Appleton Manuf'g Co. v. Star Manuf'g Co.

60 F. 411 | 7th Cir. | 1894

WOODS, Circuit Judge

(after stating the case). The utterances of the supreme court upon the question whether or not a mechanical process is patentable are not in clear harmony; Corning v. Burden, 15 How. 267; O’Reilly v. Morse, Id. 62; Tilghman v. Proctor, 102 U. S. 707; Lawther v. Hamilton, 124 U. S. 1, 8 Sup. Ct. 342; Cochrane v. Deener, 94 U. S. 788; Brown v. Piper, 91 U. S. 37. In Lawther v. Hamilton, the process was for extracting oil from oleaginous seeds, and was not entirely mechanical; but the improvement for which the patent there considered was granted consisted merely in the omission of a mechanical part of the process, namely, the grinding of the seeds under muller stones, and the patent was sustained, though not in the broad and general sense of the claim; the process being held to be “limited by the clear terms of the specification, at least so far as the crushing of the seed is concerned, to the use of the kind of instrumentality described.” In Cochrane v. Deener, the original process and the patented improvement which was in issue, comprising the use of an air blast, related to the manufacture of flour, and were entirely mechanical in character and operation.

····················

**Objective:**
List each case the opinion cites right after the sentence beginning "The utterances of the supreme court," together with its reporter citation. The data placed after the opinion isn't needed.

**Stored rows:**
····················

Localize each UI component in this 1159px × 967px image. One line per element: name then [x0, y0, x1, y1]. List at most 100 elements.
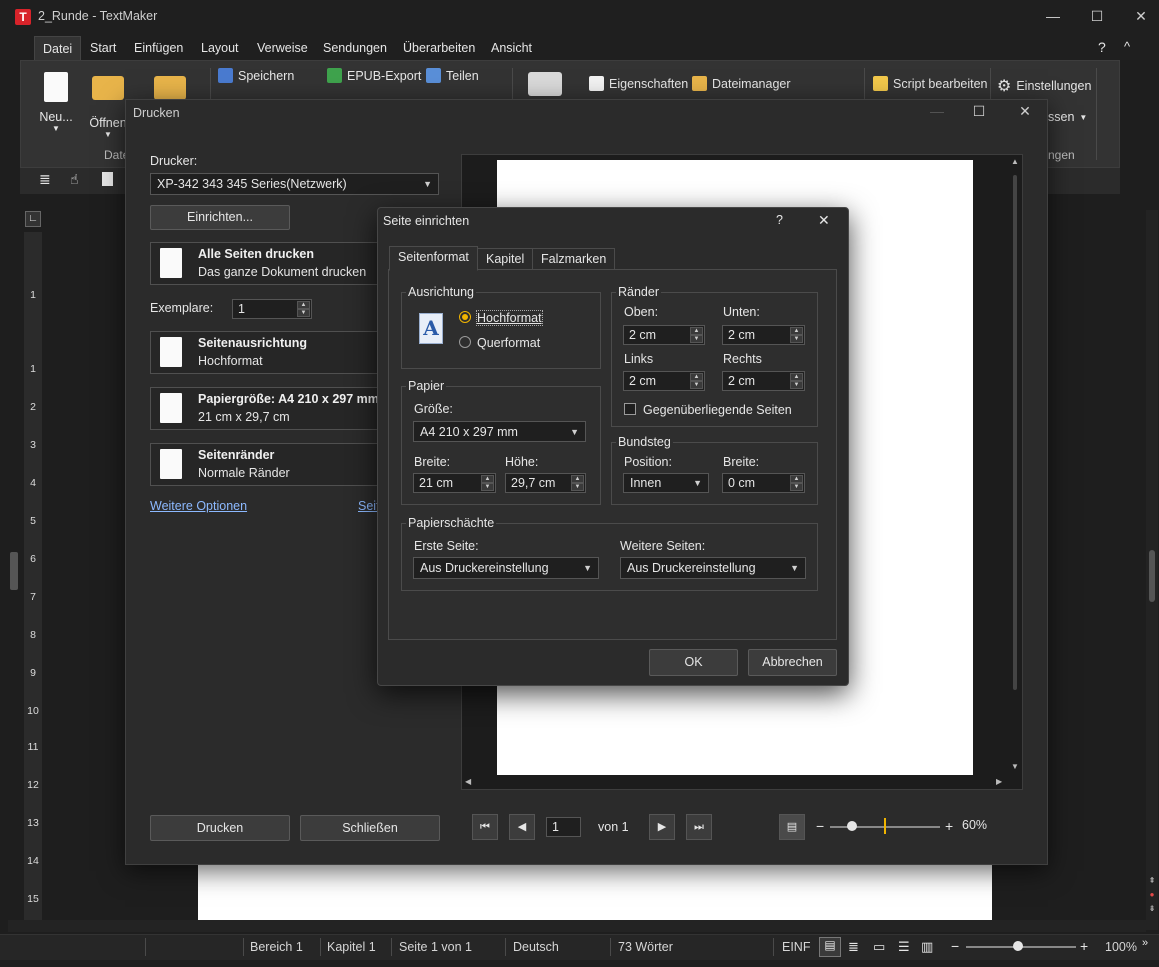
tab-seitenformat[interactable]: Seitenformat [389, 246, 478, 271]
right-margin-stepper[interactable]: 2 cm ▲ ▼ [722, 371, 805, 391]
status-insert-mode[interactable]: EINF [782, 940, 810, 954]
bottom-margin-stepper[interactable]: 2 cm ▲ ▼ [722, 325, 805, 345]
landscape-label[interactable]: Querformat [477, 336, 540, 350]
recent-button[interactable] [150, 70, 190, 100]
scrollbar-thumb[interactable] [1149, 550, 1155, 602]
edit-script-button[interactable]: Script bearbeiten [873, 76, 988, 91]
gutter-width-stepper[interactable]: 0 cm ▲ ▼ [722, 473, 805, 493]
tab-verweise[interactable]: Verweise [249, 36, 316, 60]
facing-pages-label[interactable]: Gegenüberliegende Seiten [643, 403, 792, 417]
next-page-icon[interactable]: ⇟ [1146, 904, 1158, 916]
stepper-up-icon[interactable]: ▲ [690, 373, 703, 381]
tab-einfuegen[interactable]: Einfügen [126, 36, 191, 60]
document-page[interactable] [198, 862, 992, 922]
setup-close-button[interactable]: ✕ [818, 212, 830, 229]
preview-scrollbar-thumb[interactable] [1013, 175, 1017, 690]
view-outline-icon[interactable]: ≣ [848, 939, 859, 955]
stepper-down-icon[interactable]: ▼ [690, 335, 703, 343]
new-button[interactable]: Neu... ▼ [36, 72, 76, 133]
tab-datei[interactable]: Datei [34, 36, 82, 60]
zoom-out-button[interactable]: − [951, 938, 959, 954]
tab-falzmarken[interactable]: Falzmarken [532, 248, 616, 270]
epub-export-button[interactable]: EPUB-Export [327, 68, 421, 83]
page-number-input[interactable]: 1 [546, 817, 581, 837]
top-margin-stepper[interactable]: 2 cm ▲ ▼ [623, 325, 705, 345]
stepper-down-icon[interactable]: ▼ [790, 335, 803, 343]
fit-page-icon[interactable]: ▤ [779, 814, 805, 840]
stepper-down-icon[interactable]: ▼ [790, 483, 803, 491]
stepper-up-icon[interactable]: ▲ [481, 475, 494, 483]
left-margin-stepper[interactable]: 2 cm ▲ ▼ [623, 371, 705, 391]
paper-height-stepper[interactable]: 29,7 cm ▲ ▼ [505, 473, 586, 493]
settings-button[interactable]: ⚙ Einstellungen [997, 76, 1091, 96]
preview-zoom-out-button[interactable]: − [816, 818, 824, 834]
horizontal-scrollbar[interactable] [8, 920, 1146, 932]
properties-button[interactable]: Eigenschaften [589, 76, 688, 91]
open-button[interactable]: Öffnen ▼ [88, 70, 128, 139]
landscape-radio[interactable] [459, 336, 471, 348]
zoom-slider-thumb[interactable] [1013, 941, 1023, 951]
hand-icon[interactable]: ☝ [70, 171, 79, 188]
page-icon[interactable] [102, 172, 113, 186]
minimize-button[interactable]: — [1033, 6, 1073, 28]
preview-zoom-in-button[interactable]: + [945, 818, 953, 834]
collapse-ribbon-button[interactable]: ^ [1124, 39, 1130, 54]
dialog-close-button[interactable]: ✕ [1010, 103, 1040, 120]
portrait-radio[interactable] [459, 311, 471, 323]
paper-width-stepper[interactable]: 21 cm ▲ ▼ [413, 473, 496, 493]
dialog-maximize-button[interactable]: ☐ [964, 103, 994, 120]
paragraph-icon[interactable]: ≣ [39, 171, 51, 188]
stepper-up-icon[interactable]: ▲ [571, 475, 584, 483]
paper-size-select[interactable]: A4 210 x 297 mm ▼ [413, 421, 586, 442]
zoom-in-button[interactable]: + [1080, 938, 1088, 954]
paper-size-card[interactable]: Papiergröße: A4 210 x 297 mm 21 cm x 29,… [150, 387, 390, 430]
save-button[interactable]: Speichern [218, 68, 294, 83]
stepper-up-icon[interactable]: ▲ [690, 327, 703, 335]
ok-button[interactable]: OK [649, 649, 738, 676]
stepper-up-icon[interactable]: ▲ [297, 301, 310, 309]
stepper-down-icon[interactable]: ▼ [297, 309, 310, 317]
printer-select[interactable]: XP-342 343 345 Series(Netzwerk) ▼ [150, 173, 439, 195]
status-language[interactable]: Deutsch [513, 940, 559, 954]
print-ribbon-button[interactable] [525, 70, 565, 96]
preview-zoom-thumb[interactable] [847, 821, 857, 831]
next-page-icon[interactable]: ▶ [649, 814, 675, 840]
stepper-up-icon[interactable]: ▲ [790, 327, 803, 335]
first-page-icon[interactable]: ⏮ [472, 814, 498, 840]
tab-sendungen[interactable]: Sendungen [315, 36, 395, 60]
setup-help-button[interactable]: ? [776, 213, 783, 227]
stepper-up-icon[interactable]: ▲ [790, 475, 803, 483]
stepper-down-icon[interactable]: ▼ [481, 483, 494, 491]
stepper-down-icon[interactable]: ▼ [690, 381, 703, 389]
print-range-card[interactable]: Alle Seiten drucken Das ganze Dokument d… [150, 242, 390, 285]
more-options-link[interactable]: Weitere Optionen [150, 499, 247, 513]
first-page-tray-select[interactable]: Aus Druckereinstellung ▼ [413, 557, 599, 579]
view-master-icon[interactable]: ☰ [898, 939, 910, 955]
tab-layout[interactable]: Layout [193, 36, 247, 60]
stepper-down-icon[interactable]: ▼ [790, 381, 803, 389]
preview-scroll-left-icon[interactable]: ◀ [465, 777, 471, 786]
cancel-button[interactable]: Abbrechen [748, 649, 837, 676]
printer-setup-button[interactable]: Einrichten... [150, 205, 290, 230]
preview-scroll-up-icon[interactable]: ▲ [1011, 157, 1019, 166]
close-window-button[interactable]: ✕ [1121, 6, 1159, 28]
stepper-up-icon[interactable]: ▲ [790, 373, 803, 381]
view-normal-icon[interactable]: ▤ [819, 937, 841, 957]
ruler-tab-selector[interactable]: ∟ [25, 211, 41, 227]
more-status-icon[interactable]: » [1142, 937, 1148, 949]
help-button[interactable]: ? [1098, 39, 1106, 55]
prev-page-icon[interactable]: ◀ [509, 814, 535, 840]
sidebar-toggle-handle[interactable] [10, 552, 18, 590]
tab-kapitel[interactable]: Kapitel [477, 248, 534, 270]
preview-scroll-down-icon[interactable]: ▼ [1011, 762, 1019, 771]
ribbon-dropdown-cut[interactable]: ssen ▼ [1048, 110, 1087, 124]
view-page-icon[interactable]: ▭ [873, 939, 885, 955]
facing-pages-checkbox[interactable] [624, 403, 636, 415]
tab-ansicht[interactable]: Ansicht [483, 36, 540, 60]
tab-start[interactable]: Start [82, 36, 124, 60]
orientation-card[interactable]: Seitenausrichtung Hochformat [150, 331, 390, 374]
copies-stepper[interactable]: 1 ▲ ▼ [232, 299, 312, 319]
file-manager-button[interactable]: Dateimanager [692, 76, 791, 91]
margins-card[interactable]: Seitenränder Normale Ränder [150, 443, 390, 486]
preview-scroll-right-icon[interactable]: ▶ [996, 777, 1002, 786]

····················

**Written answer:**
- Corning v. Burden, 15 How. 267
- O'Reilly v. Morse, Id. 62
- Tilghman v. Proctor, 102 U. S. 707
- Lawther v. Hamilton, 124 U. S. 1, 8 Sup. Ct. 342
- Cochrane v. Deener, 94 U. S. 788
- Brown v. Piper, 91 U. S. 37